[Dataset items]

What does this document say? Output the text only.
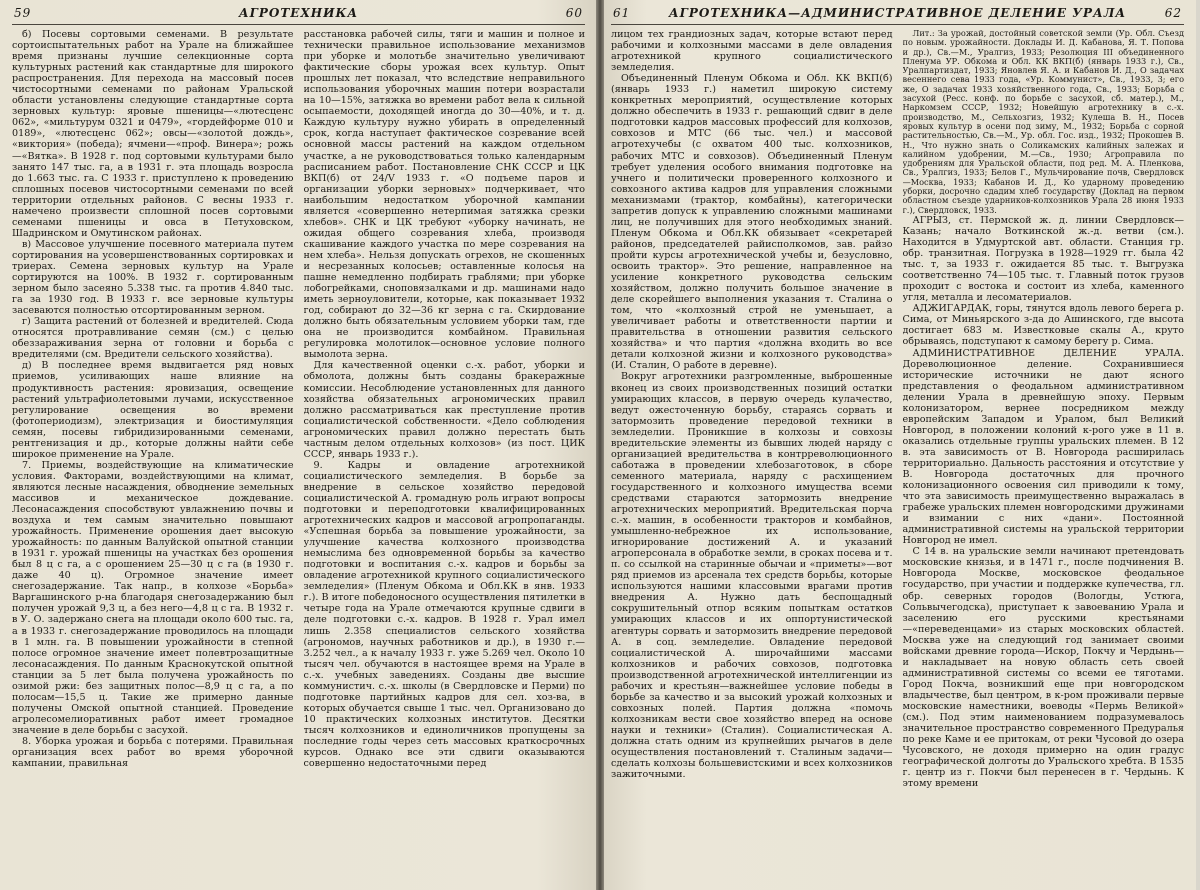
59	АГРОТЕХНИКА	60

б) Посевы сортовыми семенами. В результате сортоиспытательных работ на Урале на ближайшее время признаны лучшие селекционные сорта культурных растений как стандартные для широкого распространения. Для перехода на массовый посев чистосортными семенами по районам Уральской области установлены следующие стандартные сорта зерновых культур: яровые пшеницы—«лютесценс 062», «мильтурум 0321 и 0479», «гордейформе 010 и 0189», «лютесценс 062»; овсы—«золотой дождь», «виктория» (победа); ячмени—«проф. Винера»; рожь—«Вятка». В 1928 г. под сортовыми культурами было занято 147 тыс. га, а в 1931 г. эта площадь возросла до 1.663 тыс. га. С 1933 г. приступлено к проведению сплошных посевов чистосортными семенами по всей территории отдельных районов. С весны 1933 г. намечено произвести сплошной посев сортовыми семенами пшеницы и овса в Петуховском, Шадринском и Омутинском районах.

в) Массовое улучшение посевного материала путем сортирования на усовершенствованных сортировках и триерах. Семена зерновых культур на Урале сортируются на 100%. В 1932 г. сортированным зерном было засеяно 5.338 тыс. га против 4.840 тыс. га за 1930 год. В 1933 г. все зерновые культуры засеваются полностью отсортированным зерном.

г) Защита растений от болезней и вредителей. Сюда относятся протравливание семян (см.) с целью обеззараживания зерна от головни и борьба с вредителями (см. Вредители сельского хозяйства).

д) В последнее время выдвигается ряд новых приемов, усиливающих наше влияние на продуктивность растения: яровизация, освещение растений ультрафиолетовыми лучами, искусственное регулирование освещения во времени (фотопериодизм), электризация и биостимуляция семян, посевы гибридизированными семенами, рентгенизация и др., которые должны найти себе широкое применение на Урале.

7. Приемы, воздействующие на климатические условия. Факторами, воздействующими на климат, являются лесные насаждения, обводнение земельных массивов и механическое дождевание. Лесонасаждения способствуют увлажнению почвы и воздуха и тем самым значительно повышают урожайность. Применение орошения дает высокую урожайность: по данным Валуйской опытной станции в 1931 г. урожай пшеницы на участках без орошения был 8 ц с га, а с орошением 25—30 ц с га (в 1930 г. даже 40 ц). Огромное значение имеет снегозадержание. Так напр., в колхозе «Борьба» Варгашинского р-на благодаря снегозадержанию был получен урожай 9,3 ц, а без него—4,8 ц с га. В 1932 г. в У. О. задержано снега на площади около 600 тыс. га, а в 1933 г. снегозадержание проводилось на площади в 1 млн. га. В повышении урожайности в степной полосе огромное значение имеет полевтрозащитные лесонасаждения. По данным Краснокутской опытной станции за 5 лет была получена урожайность по озимой ржи: без защитных полос—8,9 ц с га, а по полосам—15,5 ц. Такие же примерно данные получены Омской опытной станцией. Проведение агролесомелиоративных работ имеет громадное значение в деле борьбы с засухой.

8. Уборка урожая и борьба с потерями. Правильная организация всех работ во время уборочной кампании, правильная

расстановка рабочей силы, тяги и машин и полное и технически правильное использование механизмов при уборке и молотьбе значительно увеличивают фактические сборы урожая всех культур. Опыт прошлых лет показал, что вследствие неправильного использования уборочных машин потери возрастали на 10—15%, затяжка во времени работ вела к сильной осыпаемости, доходящей иногда до 30—40%, и т. д. Каждую культуру нужно убирать в определенный срок, когда наступает фактическое созревание всей основной массы растений на каждом отдельном участке, а не руководствоваться только календарным расписанием работ. Постановление СНК СССР и ЦК ВКП(б) от 24/V 1933 г. «О подъеме паров и организации уборки зерновых» подчеркивает, что наибольшим недостатком уборочной кампании является «совершенно нетерпимая затяжка срезки хлебов». СНК и ЦК требуют «уборку начинать, не ожидая общего созревания хлеба, производя скашивание каждого участка по мере созревания на нем хлеба». Нельзя допускать огрехов, не скошенных и несрезанных колосьев; оставленные колосья на пашне немедленно подбирать граблями; при уборке лобогрейками, сноповязалками и др. машинами надо иметь зерноуловители, которые, как показывает 1932 год, собирают до 32—36 кг зерна с га. Скирдование должно быть обязательным условием уборки там, где она не производится комбайном. Правильная регулировка молотилок—основное условие полного вымолота зерна.

Для качественной оценки с.-х. работ, уборки и обмолота, должны быть созданы бракеражные комиссии. Несоблюдение установленных для данного хозяйства обязательных агрономических правил должно рассматриваться как преступление против социалистической собственности. «Дело соблюдения агрономических правил должно перестать быть частным делом отдельных колхозов» (из пост. ЦИК СССР, январь 1933 г.).

9. Кадры и овладение агротехникой социалистического земледелия. В борьбе за внедрение в сельское хозяйство передовой социалистической А. громадную роль играют вопросы подготовки и переподготовки квалифицированных агротехнических кадров и массовой агропропаганды. «Успешная борьба за повышение урожайности, за улучшение качества колхозного производства немыслима без одновременной борьбы за качество подготовки и воспитания с.-х. кадров и борьбы за овладение агротехникой крупного социалистического земледелия» (Пленум Обкома и Обл.КК в янв. 1933 г.). В итоге победоносного осуществления пятилетки в четыре года на Урале отмечаются крупные сдвиги в деле подготовки с.-х. кадров. В 1928 г. Урал имел лишь 2.358 специалистов сельского хозяйства (агрономов, научных работников и др.), в 1930 г.—3.252 чел., а к началу 1933 г. уже 5.269 чел. Около 10 тысяч чел. обучаются в настоящее время на Урале в с.-х. учебных заведениях. Созданы две высшие коммунистич. с.-х. школы (в Свердловске и Перми) по подготовке партийных кадров для сел. хоз-ва, в которых обучается свыше 1 тыс. чел. Организовано до 10 практических колхозных институтов. Десятки тысяч колхозников и единоличников пропущены за последние годы через сеть массовых краткосрочных курсов. Однако все эти сдвиги оказываются совершенно недостаточными перед

61	АГРОТЕХНИКА—АДМИНИСТРАТИВНОЕ ДЕЛЕНИЕ УРАЛА	62

лицом тех грандиозных задач, которые встают перед рабочими и колхозными массами в деле овладения агротехникой крупного социалистического земледелия.

Объединенный Пленум Обкома и Обл. КК ВКП(б) (январь 1933 г.) наметил широкую систему конкретных мероприятий, осуществление которых должно обеспечить в 1933 г. решающий сдвиг в деле подготовки кадров массовых профессий для колхозов, совхозов и МТС (66 тыс. чел.) и массовой агротехучебы (с охватом 400 тыс. колхозников, рабочих МТС и совхозов). Объединенный Пленум требует уделения особого внимания подготовке на учнего и политически проверенного колхозного и совхозного актива кадров для управления сложными механизмами (трактор, комбайны), категорически запретив допуск к управлению сложными машинами лиц, не получивших для этого необходимых знаний. Пленум Обкома и Обл.КК обязывает «секретарей районов, председателей райисполкомов, зав. райзо пройти курсы агротехнической учебы и, безусловно, освоить трактор». Это решение, направленное на усиление конкретного руководства сельским хозяйством, должно получить большое значение в деле скорейшего выполнения указания т. Сталина о том, что «колхозный строй не уменьшает, а увеличивает работы и ответственности партии и правительства в отношении развития сельского хозяйства» и что партия «должна входить во все детали колхозной жизни и колхозного руководства» (И. Сталин, О работе в деревне).

Вокруг агротехники разгромленные, выброшенные вконец из своих производственных позиций остатки умирающих классов, в первую очередь кулачество, ведут ожесточенную борьбу, стараясь сорвать и затормозить проведение передовой техники в земледелии. Проникшие в колхозы и совхозы вредительские элементы из бывших людей наряду с организацией вредительства в контрреволюционного саботажа в проведении хлебозаготовок, в сборе семенного материала, наряду с расхищением государственного и колхозного имущества всеми средствами стараются затормозить внедрение агротехнических мероприятий. Вредительская порча с.-х. машин, в особенности тракторов и комбайнов, умышленно-небрежное их использование, игнорирование достижений А. и указаний агроперсонала в обработке земли, в сроках посева и т. п. со ссылкой на старинные обычаи и «приметы»—вот ряд приемов из арсенала тех средств борьбы, которые используются нашими классовыми врагами против внедрения А. Нужно дать беспощадный сокрушительный отпор всяким попыткам остатков умирающих классов и их оппортунистической агентуры сорвать и затормозить внедрение передовой А. в соц. земледелие. Овладение передовой социалистической А. широчайшими массами колхозников и рабочих совхозов, подготовка производственной агротехнической интеллигенции из рабочих и крестьян—важнейшее условие победы в борьбе за качество и за высокий урожай колхозных и совхозных полей. Партия должна «помочь колхозникам вести свое хозяйство вперед на основе науки и техники» (Сталин). Социалистическая А. должна стать одним из крупнейших рычагов в деле осуществления постановлений т. Сталиным задачи—сделать колхозы большевистскими и всех колхозников зажиточными.

Лит.: За урожай, достойный советской земли (Ур. Обл. Съезд по новым. урожайности. Доклады И. Д. Кабанова, Я. Т. Попова и др.), Св.—М., Уралгиз, 1933; Резолюция III объединенного Пленума УР. Обкома и Обл. КК ВКП(б) (январь 1933 г.), Св., Уралпартиздат, 1933; Яновлев Я. А. и Кабанов И. Д., О задачах весеннего сева 1933 года, «Ур. Коммунист», Св., 1933, 3; его же, О задачах 1933 хозяйственного года, Св., 1933; Борьба с засухой (Ресс. конф. по борьбе с засухой, сб. матер.), М., Наркомзем СССР, 1932; Новейшую агротехнику в с.-х. производство, М., Сельхозгиз, 1932; Кулеша В. Н., Посев яровых культур в осени под зиму, М., 1932; Борьба с сорной растительностью, Св.—М., Ур. обл. Гос. изд., 1932; Прокошев В. Н., Что нужно знать о Соликамских калийных залежах и калийном удобрении, М.—Св., 1930; Агроправила по удобрениям для Уральской области, под ред. М. А. Пленкова, Св., Уралгиз, 1933; Белов Г., Мульчирование почв, Свердловск—Москва, 1933; Кабанов И. Д., Ко ударному проведению уборки, досрочно сдадим хлеб государству (Доклад на первом областном съезде ударников-колхозников Урала 28 июня 1933 г.), Свердловск, 1933.

АГРЫЗ, ст. Пермской ж. д. линии Свердловск—Казань; начало Воткинской ж.-д. ветви (см.). Находится в Удмуртской авт. области. Станция гр. обр. транзитная. Погрузка в 1928—1929 гг. была 42 тыс. т, за 1933 г. ожидается 85 тыс. т. Выгрузка соответственно 74—105 тыс. т. Главный поток грузов проходит с востока и состоит из хлеба, каменного угля, металла и лесоматериалов.

АДЖИГАРДАК, горы, тянутся вдоль левого берега р. Сима, от Миньярского з-да до Ашинского, где высота достигает 683 м. Известковые скалы А., круто обрываясь, подступают к самому берегу р. Сима.

АДМИНИСТРАТИВНОЕ ДЕЛЕНИЕ УРАЛА. Дореволюционное деление. Сохранившиеся исторические источники не дают ясного представления о феодальном административном делении Урала в древнейшую эпоху. Первым колонизатором, вернее посредником между европейским Западом и Уралом, был Великий Новгород, в положении колоний к-рого уже в 11 в. оказались отдельные группы уральских племен. В 12 в. эта зависимость от В. Новгорода расширилась территориально. Дальность расстояния и отсутствие у В. Новгорода достаточных для прочного колонизационного освоения сил приводили к тому, что эта зависимость преимущественно выражалась в грабеже уральских племен новгородскими дружинами и взимании с них «дани». Постоянной административной системы на уральской территории Новгород не имел.

С 14 в. на уральские земли начинают претендовать московские князья, и в 1471 г., после подчинения В. Новгорода Москве, московское феодальное государство, при участии и поддержке купечества, гл. обр. северных городов (Вологды, Устюга, Сольвычегодска), приступает к завоеванию Урала и заселению его русскими крестьянами—«переведенцами» из старых московских областей. Москва уже на следующий год занимает своими войсками древние города—Искор, Покчу и Чердынь—и накладывает на новую область сеть своей административной системы со всеми ее тяготами. Город Покча, возникший еще при новгородском владычестве, был центром, в к-ром проживали первые московские наместники, воеводы «Пермь Великой» (см.). Под этим наименованием подразумевалось значительное пространство современного Предуралья по реке Каме и ее притокам, от реки Чусовой до озера Чусовского, не доходя примерно на один градус географической долготы до Уральского хребта. В 1535 г. центр из г. Покчи был перенесен в г. Чердынь. К этому времени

> _Task to complete_
List all lines in the material containing the string "АГРОТЕХНИКА".

> _Final result_
59	АГРОТЕХНИКА	60
61	АГРОТЕХНИКА—АДМИНИСТРАТИВНОЕ ДЕЛЕНИЕ УРАЛА	62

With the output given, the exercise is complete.